EXERCISE TASK:
List every line in this data where the string "และบ" occurs.

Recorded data
--- Begin ---

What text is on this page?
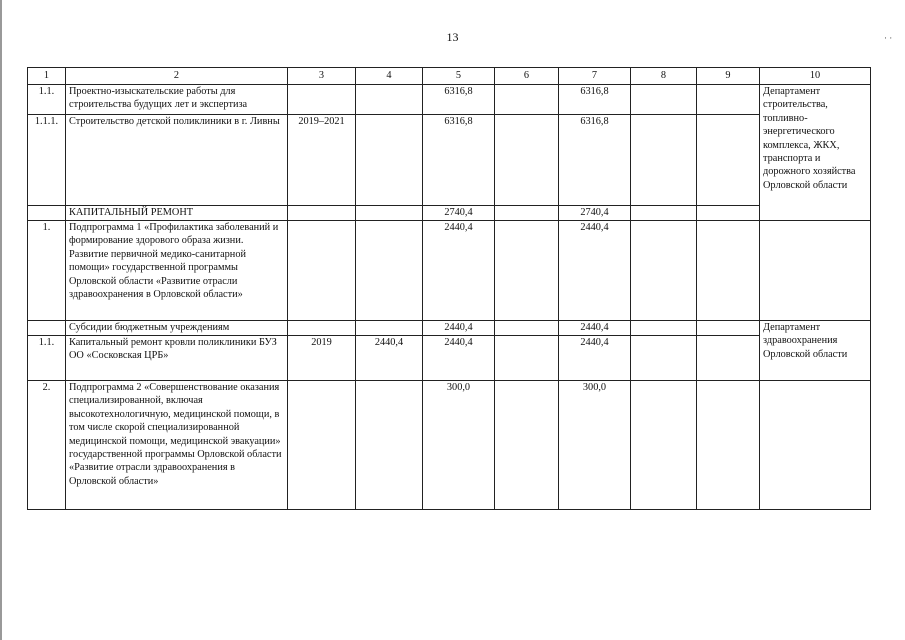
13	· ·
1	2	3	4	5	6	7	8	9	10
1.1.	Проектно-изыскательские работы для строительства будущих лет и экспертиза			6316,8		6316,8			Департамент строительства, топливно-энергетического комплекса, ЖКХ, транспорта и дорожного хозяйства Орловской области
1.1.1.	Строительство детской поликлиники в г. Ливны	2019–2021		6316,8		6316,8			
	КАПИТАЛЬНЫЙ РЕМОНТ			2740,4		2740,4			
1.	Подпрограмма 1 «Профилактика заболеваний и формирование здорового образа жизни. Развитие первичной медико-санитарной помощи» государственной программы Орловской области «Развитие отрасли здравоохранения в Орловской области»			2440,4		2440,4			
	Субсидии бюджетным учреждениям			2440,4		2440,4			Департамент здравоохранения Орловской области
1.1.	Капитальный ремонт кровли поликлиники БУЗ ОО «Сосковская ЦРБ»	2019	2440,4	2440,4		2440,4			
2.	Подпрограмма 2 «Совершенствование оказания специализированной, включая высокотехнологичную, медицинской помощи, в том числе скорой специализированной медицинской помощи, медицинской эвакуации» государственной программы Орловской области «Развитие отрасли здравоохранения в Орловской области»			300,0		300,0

--- End ---
--- Begin ---

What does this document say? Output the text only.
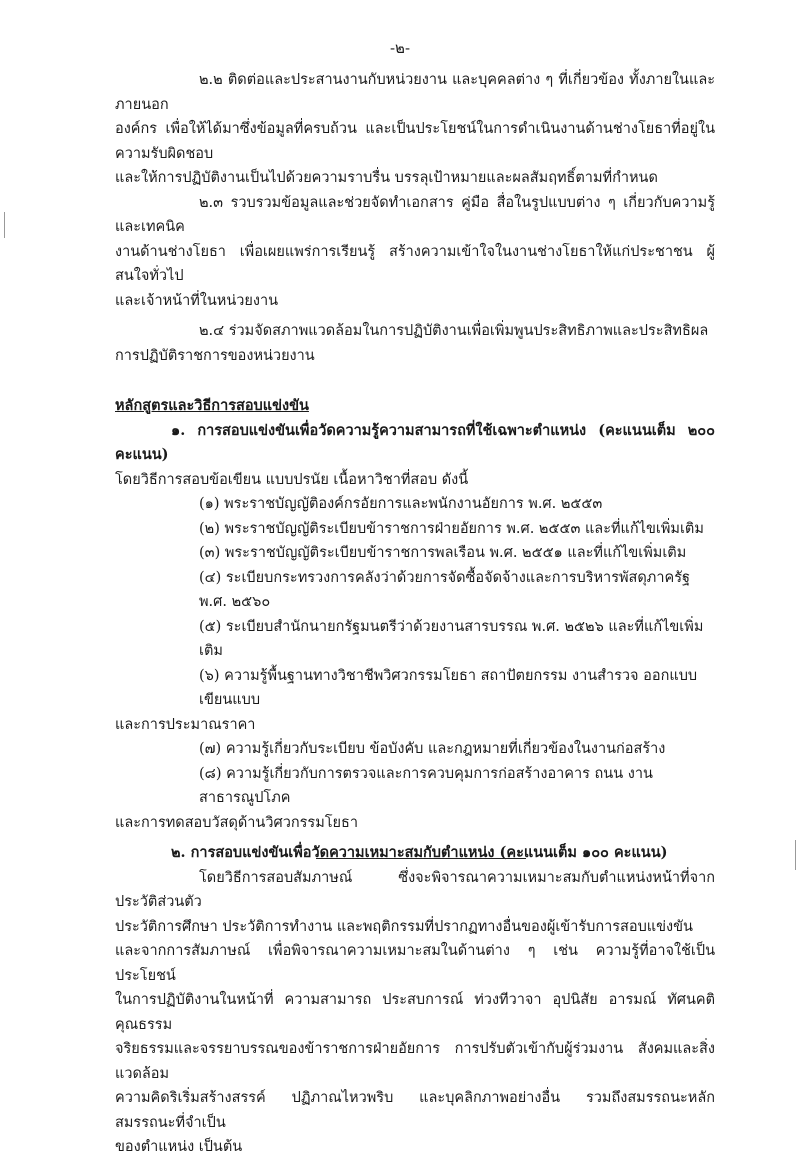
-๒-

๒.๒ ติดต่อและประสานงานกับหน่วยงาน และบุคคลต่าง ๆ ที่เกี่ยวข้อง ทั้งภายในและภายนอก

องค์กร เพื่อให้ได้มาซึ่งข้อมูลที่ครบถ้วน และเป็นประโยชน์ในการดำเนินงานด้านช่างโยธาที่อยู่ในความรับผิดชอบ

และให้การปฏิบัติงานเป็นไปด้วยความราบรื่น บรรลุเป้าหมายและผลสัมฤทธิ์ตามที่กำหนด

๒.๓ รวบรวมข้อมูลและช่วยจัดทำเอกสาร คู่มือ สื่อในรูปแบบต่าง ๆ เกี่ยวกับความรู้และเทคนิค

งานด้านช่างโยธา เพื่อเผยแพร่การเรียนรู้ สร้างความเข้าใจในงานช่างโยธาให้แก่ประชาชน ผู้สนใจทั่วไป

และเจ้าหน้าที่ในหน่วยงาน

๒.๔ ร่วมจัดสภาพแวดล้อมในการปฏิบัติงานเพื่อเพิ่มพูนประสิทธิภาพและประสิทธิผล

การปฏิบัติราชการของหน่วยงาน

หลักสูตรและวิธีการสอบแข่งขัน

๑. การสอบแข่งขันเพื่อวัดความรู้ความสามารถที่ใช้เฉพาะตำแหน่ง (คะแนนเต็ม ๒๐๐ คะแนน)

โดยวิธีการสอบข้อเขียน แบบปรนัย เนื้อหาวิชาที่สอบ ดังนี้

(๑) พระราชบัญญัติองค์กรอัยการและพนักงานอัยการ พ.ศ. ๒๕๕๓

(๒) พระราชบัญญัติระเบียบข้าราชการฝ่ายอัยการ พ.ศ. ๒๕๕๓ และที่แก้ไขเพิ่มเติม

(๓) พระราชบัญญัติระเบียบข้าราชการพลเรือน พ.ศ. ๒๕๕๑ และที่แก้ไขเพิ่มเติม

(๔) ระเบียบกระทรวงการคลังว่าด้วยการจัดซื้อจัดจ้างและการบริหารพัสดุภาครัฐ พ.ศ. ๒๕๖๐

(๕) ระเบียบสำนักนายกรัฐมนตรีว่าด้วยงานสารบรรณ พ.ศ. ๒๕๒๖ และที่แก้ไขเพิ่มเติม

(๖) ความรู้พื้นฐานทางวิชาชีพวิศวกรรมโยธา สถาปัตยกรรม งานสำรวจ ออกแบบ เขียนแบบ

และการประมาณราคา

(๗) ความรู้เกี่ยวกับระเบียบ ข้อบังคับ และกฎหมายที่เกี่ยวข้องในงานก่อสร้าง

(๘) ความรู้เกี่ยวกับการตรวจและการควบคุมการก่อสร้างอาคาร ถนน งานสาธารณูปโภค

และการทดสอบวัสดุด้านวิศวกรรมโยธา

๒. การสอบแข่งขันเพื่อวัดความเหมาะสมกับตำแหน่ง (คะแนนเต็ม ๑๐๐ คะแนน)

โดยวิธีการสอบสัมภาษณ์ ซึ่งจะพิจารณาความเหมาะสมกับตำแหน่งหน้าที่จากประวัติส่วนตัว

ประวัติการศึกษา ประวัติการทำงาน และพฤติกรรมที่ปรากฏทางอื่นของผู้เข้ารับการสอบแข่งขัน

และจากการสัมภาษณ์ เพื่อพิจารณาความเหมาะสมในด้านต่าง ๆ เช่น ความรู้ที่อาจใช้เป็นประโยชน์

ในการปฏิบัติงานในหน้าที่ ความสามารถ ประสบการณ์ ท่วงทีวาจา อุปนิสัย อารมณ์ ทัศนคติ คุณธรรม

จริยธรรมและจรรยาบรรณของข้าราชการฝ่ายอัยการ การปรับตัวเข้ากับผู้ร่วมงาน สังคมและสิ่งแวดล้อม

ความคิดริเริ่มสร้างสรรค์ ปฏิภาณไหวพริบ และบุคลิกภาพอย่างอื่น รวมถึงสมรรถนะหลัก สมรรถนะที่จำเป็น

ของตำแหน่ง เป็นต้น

--- End ---
--- Begin ---

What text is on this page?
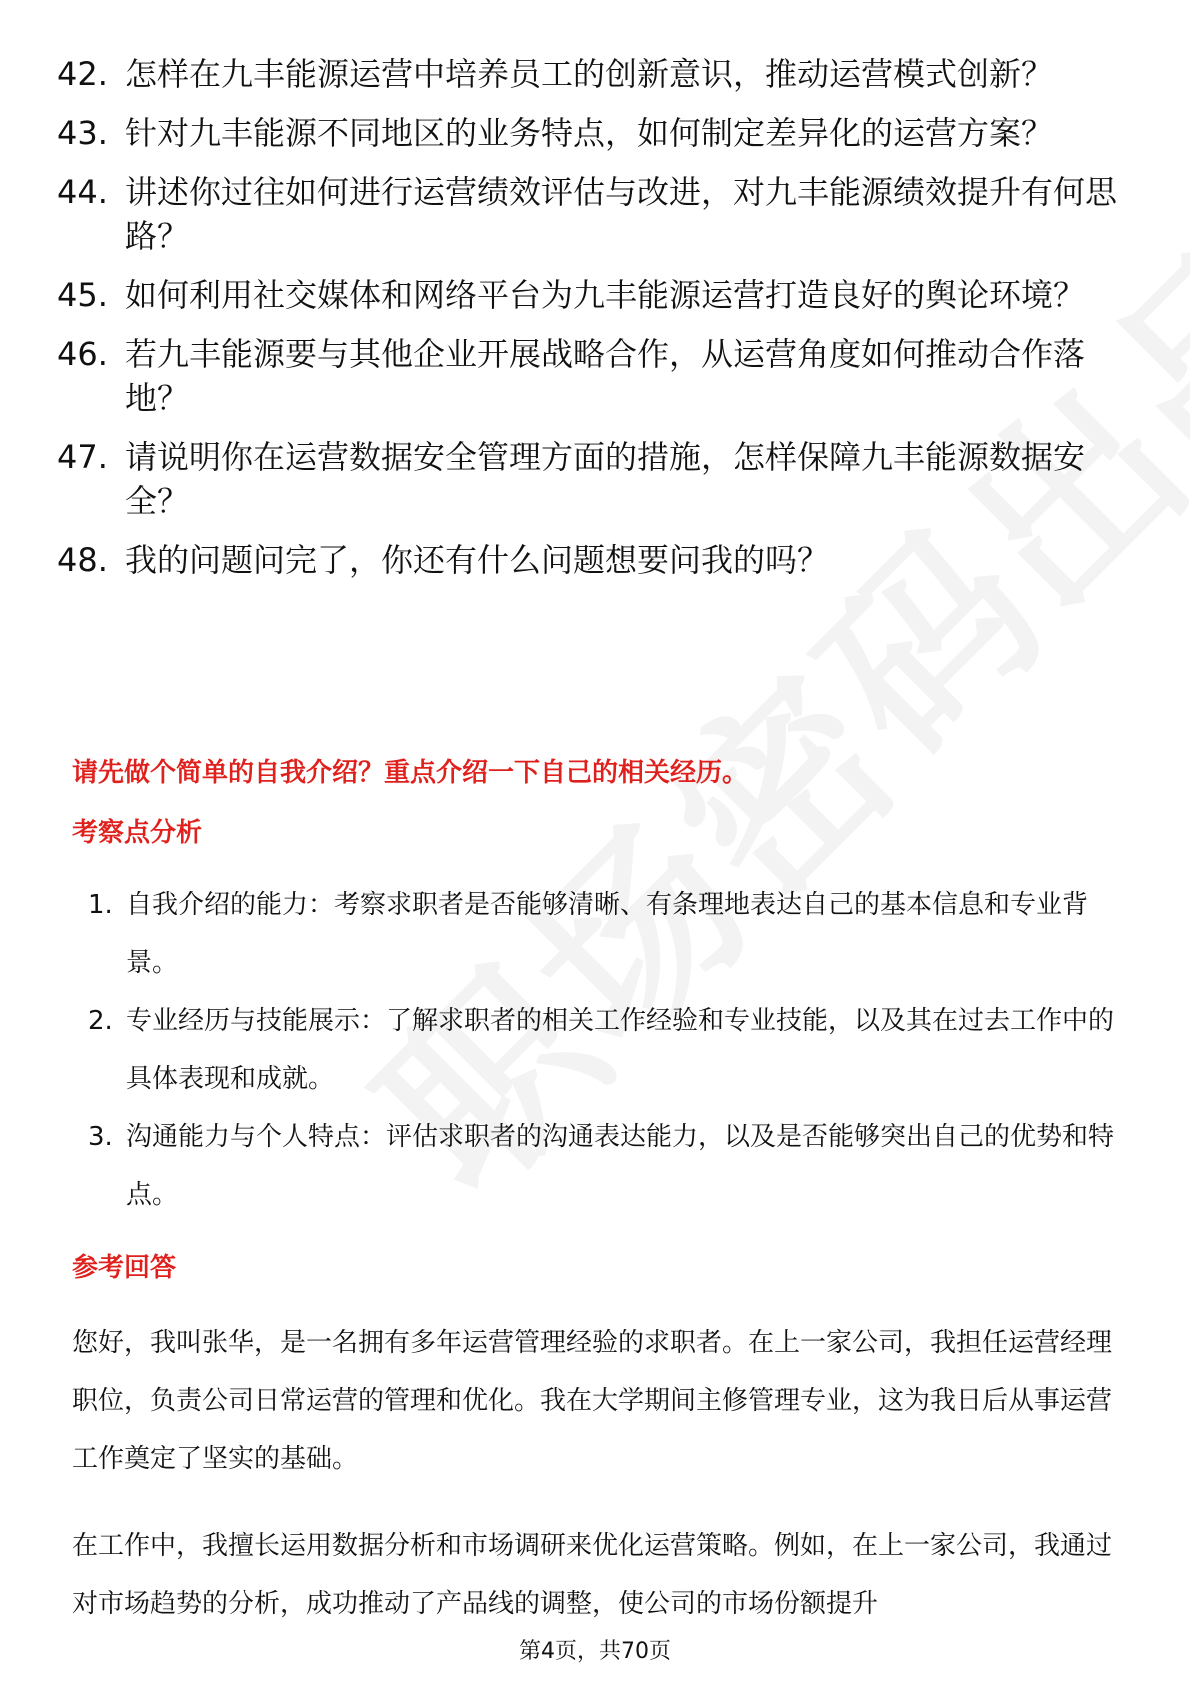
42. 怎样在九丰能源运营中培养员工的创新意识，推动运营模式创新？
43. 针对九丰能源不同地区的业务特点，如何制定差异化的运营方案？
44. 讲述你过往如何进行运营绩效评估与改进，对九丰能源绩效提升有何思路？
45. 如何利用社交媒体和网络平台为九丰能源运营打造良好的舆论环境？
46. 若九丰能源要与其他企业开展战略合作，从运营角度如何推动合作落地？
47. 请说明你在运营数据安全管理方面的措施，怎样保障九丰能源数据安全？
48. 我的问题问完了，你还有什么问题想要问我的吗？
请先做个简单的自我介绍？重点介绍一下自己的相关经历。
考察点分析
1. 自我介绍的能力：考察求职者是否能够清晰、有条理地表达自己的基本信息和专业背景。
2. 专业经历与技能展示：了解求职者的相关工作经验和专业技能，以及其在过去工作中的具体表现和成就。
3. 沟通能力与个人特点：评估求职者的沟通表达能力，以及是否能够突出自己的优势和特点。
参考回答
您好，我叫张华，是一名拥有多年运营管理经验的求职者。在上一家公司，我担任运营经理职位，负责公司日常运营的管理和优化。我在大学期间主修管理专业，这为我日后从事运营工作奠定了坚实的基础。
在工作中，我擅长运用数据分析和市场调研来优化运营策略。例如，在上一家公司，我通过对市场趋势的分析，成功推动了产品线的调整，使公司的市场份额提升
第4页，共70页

--- End ---

EXERCISE SOLUTION:
๒.๒ ติดต่อและประสานงานกับหน่วยงาน และบุคคลต่าง ๆ ที่เกี่ยวข้อง ทั้งภายในและภายนอก
ความคิดริเริ่มสร้างสรรค์ ปฏิภาณไหวพริบ และบุคลิกภาพอย่างอื่น รวมถึงสมรรถนะหลัก สมรรถนะที่จำเป็น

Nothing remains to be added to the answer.